Copy the lines that follow, keeping every character the same.

→ **Record excerpts**:
--------------------

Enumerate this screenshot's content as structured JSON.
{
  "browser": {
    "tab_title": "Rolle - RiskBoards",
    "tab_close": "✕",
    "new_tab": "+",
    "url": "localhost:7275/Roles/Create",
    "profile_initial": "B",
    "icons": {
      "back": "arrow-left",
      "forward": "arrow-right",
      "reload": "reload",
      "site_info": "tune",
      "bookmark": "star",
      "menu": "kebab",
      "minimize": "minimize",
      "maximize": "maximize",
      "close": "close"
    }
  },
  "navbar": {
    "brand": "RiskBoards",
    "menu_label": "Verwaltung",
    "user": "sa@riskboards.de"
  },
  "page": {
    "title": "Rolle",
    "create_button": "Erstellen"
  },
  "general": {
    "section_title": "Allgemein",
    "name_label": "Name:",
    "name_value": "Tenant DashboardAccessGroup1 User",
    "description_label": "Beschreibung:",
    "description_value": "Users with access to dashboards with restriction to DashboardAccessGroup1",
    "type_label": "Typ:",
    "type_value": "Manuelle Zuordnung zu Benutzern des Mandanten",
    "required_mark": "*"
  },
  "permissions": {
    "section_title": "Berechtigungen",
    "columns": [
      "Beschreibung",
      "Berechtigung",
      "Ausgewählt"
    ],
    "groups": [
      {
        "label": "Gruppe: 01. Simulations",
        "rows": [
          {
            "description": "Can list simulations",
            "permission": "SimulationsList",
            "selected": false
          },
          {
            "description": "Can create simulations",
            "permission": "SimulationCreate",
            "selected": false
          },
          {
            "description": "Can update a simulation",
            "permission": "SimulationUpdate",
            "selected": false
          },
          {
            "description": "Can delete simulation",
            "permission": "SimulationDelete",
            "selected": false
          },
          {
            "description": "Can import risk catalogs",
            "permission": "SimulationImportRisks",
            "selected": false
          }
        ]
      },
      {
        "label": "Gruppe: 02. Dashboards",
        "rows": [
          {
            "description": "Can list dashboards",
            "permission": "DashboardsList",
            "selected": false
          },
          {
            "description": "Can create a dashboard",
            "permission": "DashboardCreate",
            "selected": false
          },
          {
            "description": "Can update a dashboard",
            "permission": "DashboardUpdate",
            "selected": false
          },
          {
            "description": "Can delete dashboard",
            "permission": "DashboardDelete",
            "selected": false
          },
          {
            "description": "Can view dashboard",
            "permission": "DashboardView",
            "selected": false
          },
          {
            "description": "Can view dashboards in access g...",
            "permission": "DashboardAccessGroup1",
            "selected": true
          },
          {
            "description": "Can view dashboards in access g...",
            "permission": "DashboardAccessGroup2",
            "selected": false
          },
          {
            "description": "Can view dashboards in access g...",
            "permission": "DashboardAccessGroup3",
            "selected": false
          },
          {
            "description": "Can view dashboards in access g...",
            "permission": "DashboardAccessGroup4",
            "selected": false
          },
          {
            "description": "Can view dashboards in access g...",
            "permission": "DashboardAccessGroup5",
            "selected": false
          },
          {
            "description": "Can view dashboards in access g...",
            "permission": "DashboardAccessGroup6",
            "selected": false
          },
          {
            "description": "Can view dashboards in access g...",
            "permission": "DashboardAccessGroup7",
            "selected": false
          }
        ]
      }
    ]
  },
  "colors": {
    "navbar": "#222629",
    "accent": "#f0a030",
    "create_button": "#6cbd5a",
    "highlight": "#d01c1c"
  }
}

--------------------

→ **Expected answer**:
Enumerate this screenshot's content as structured JSON.
{
  "browser": {
    "tab_title": "Rolle - RiskBoards",
    "tab_close": "✕",
    "new_tab": "+",
    "url": "localhost:7275/Roles/Create",
    "profile_initial": "B",
    "icons": {
      "back": "arrow-left",
      "forward": "arrow-right",
      "reload": "reload",
      "site_info": "tune",
      "bookmark": "star",
      "menu": "kebab",
      "minimize": "minimize",
      "maximize": "maximize",
      "close": "close"
    }
  },
  "navbar": {
    "brand": "RiskBoards",
    "menu_label": "Verwaltung",
    "user": "sa@riskboards.de"
  },
  "page": {
    "title": "Rolle",
    "create_button": "Erstellen"
  },
  "general": {
    "section_title": "Allgemein",
    "name_label": "Name:",
    "name_value": "Tenant DashboardAccessGroup1 User",
    "description_label": "Beschreibung:",
    "description_value": "Users with access to dashboards with restriction to DashboardAccessGroup1",
    "type_label": "Typ:",
    "type_value": "Manuelle Zuordnung zu Benutzern des Mandanten",
    "required_mark": "*"
  },
  "permissions": {
    "section_title": "Berechtigungen",
    "columns": [
      "Beschreibung",
      "Berechtigung",
      "Ausgewählt"
    ],
    "groups": [
      {
        "label": "Gruppe: 01. Simulations",
        "rows": [
          {
            "description": "Can list simulations",
            "permission": "SimulationsList",
            "selected": false
          },
          {
            "description": "Can create simulations",
            "permission": "SimulationCreate",
            "selected": false
          },
          {
            "description": "Can update a simulation",
            "permission": "SimulationUpdate",
            "selected": false
          },
          {
            "description": "Can delete simulation",
            "permission": "SimulationDelete",
            "selected": false
          },
          {
            "description": "Can import risk catalogs",
            "permission": "SimulationImportRisks",
            "selected": false
          }
        ]
      },
      {
        "label": "Gruppe: 02. Dashboards",
        "rows": [
          {
            "description": "Can list dashboards",
            "permission": "DashboardsList",
            "selected": false
          },
          {
            "description": "Can create a dashboard",
            "permission": "DashboardCreate",
            "selected": false
          },
          {
            "description": "Can update a dashboard",
            "permission": "DashboardUpdate",
            "selected": false
          },
          {
            "description": "Can delete dashboard",
            "permission": "DashboardDelete",
            "selected": false
          },
          {
            "description": "Can view dashboard",
            "permission": "DashboardView",
            "selected": false
          },
          {
            "description": "Can view dashboards in access g...",
            "permission": "DashboardAccessGroup1",
            "selected": true
          },
          {
            "description": "Can view dashboards in access g...",
            "permission": "DashboardAccessGroup2",
            "selected": false
          },
          {
            "description": "Can view dashboards in access g...",
            "permission": "DashboardAccessGroup3",
            "selected": false
          },
          {
            "description": "Can view dashboards in access g...",
            "permission": "DashboardAccessGroup4",
            "selected": false
          },
          {
            "description": "Can view dashboards in access g...",
            "permission": "DashboardAccessGroup5",
            "selected": false
          },
          {
            "description": "Can view dashboards in access g...",
            "permission": "DashboardAccessGroup6",
            "selected": false
          },
          {
            "description": "Can view dashboards in access g...",
            "permission": "DashboardAccessGroup7",
            "selected": false
          }
        ]
      }
    ]
  },
  "colors": {
    "navbar": "#222629",
    "accent": "#f0a030",
    "create_button": "#6cbd5a",
    "highlight": "#d01c1c"
  }
}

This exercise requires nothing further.